[A block of data]
────────────────────────────────────────

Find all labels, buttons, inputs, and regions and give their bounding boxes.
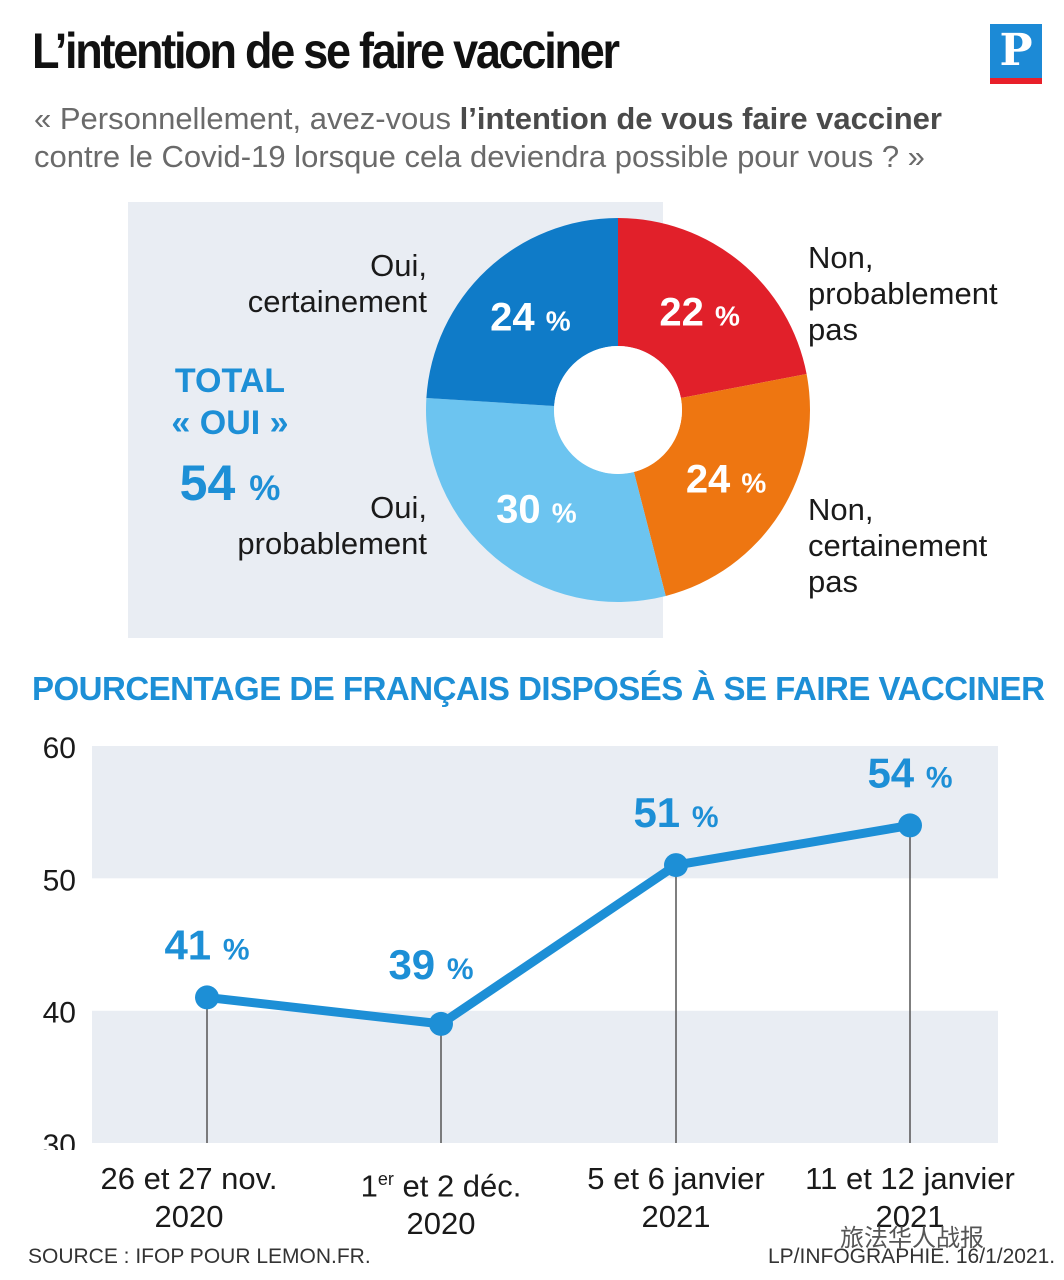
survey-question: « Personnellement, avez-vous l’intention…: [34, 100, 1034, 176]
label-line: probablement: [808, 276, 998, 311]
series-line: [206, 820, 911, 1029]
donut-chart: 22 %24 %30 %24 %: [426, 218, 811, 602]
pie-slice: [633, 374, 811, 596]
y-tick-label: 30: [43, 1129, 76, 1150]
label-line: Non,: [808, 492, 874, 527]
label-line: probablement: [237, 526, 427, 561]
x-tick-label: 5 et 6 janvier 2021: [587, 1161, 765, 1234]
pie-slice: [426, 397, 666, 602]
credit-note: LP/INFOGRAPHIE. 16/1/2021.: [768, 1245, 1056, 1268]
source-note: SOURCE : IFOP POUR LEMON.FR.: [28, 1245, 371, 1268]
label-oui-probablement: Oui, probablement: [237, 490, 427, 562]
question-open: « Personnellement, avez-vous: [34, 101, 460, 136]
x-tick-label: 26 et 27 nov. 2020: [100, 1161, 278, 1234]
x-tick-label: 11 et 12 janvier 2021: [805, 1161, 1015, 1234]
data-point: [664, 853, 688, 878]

────────────────────────────────────────

EXERCISE: Rewrite every record in the block of data above, replacing "label-line" with "text-line" wherever it appears and leaving everything else unchanged. Leave the pictures out of your answer.

OUTPUT:
Find all labels, buttons, inputs, and regions and give their bounding boxes.
survey-question: « Personnellement, avez-vous l’intention…: [34, 100, 1034, 176]
text-line: probablement: [808, 276, 998, 311]
series-line: [206, 820, 911, 1029]
donut-chart: 22 %24 %30 %24 %: [426, 218, 811, 602]
pie-slice: [633, 374, 811, 596]
y-tick-label: 30: [43, 1129, 76, 1150]
text-line: Non,: [808, 492, 874, 527]
text-line: probablement: [237, 526, 427, 561]
x-tick-label: 5 et 6 janvier 2021: [587, 1161, 765, 1234]
pie-slice: [426, 397, 666, 602]
credit-note: LP/INFOGRAPHIE. 16/1/2021.: [768, 1245, 1056, 1268]
source-note: SOURCE : IFOP POUR LEMON.FR.: [28, 1245, 371, 1268]
label-oui-probablement: Oui, probablement: [237, 490, 427, 562]
question-open: « Personnellement, avez-vous: [34, 101, 460, 136]
x-tick-label: 26 et 27 nov. 2020: [100, 1161, 278, 1234]
x-tick-label: 11 et 12 janvier 2021: [805, 1161, 1015, 1234]
data-point: [664, 853, 688, 878]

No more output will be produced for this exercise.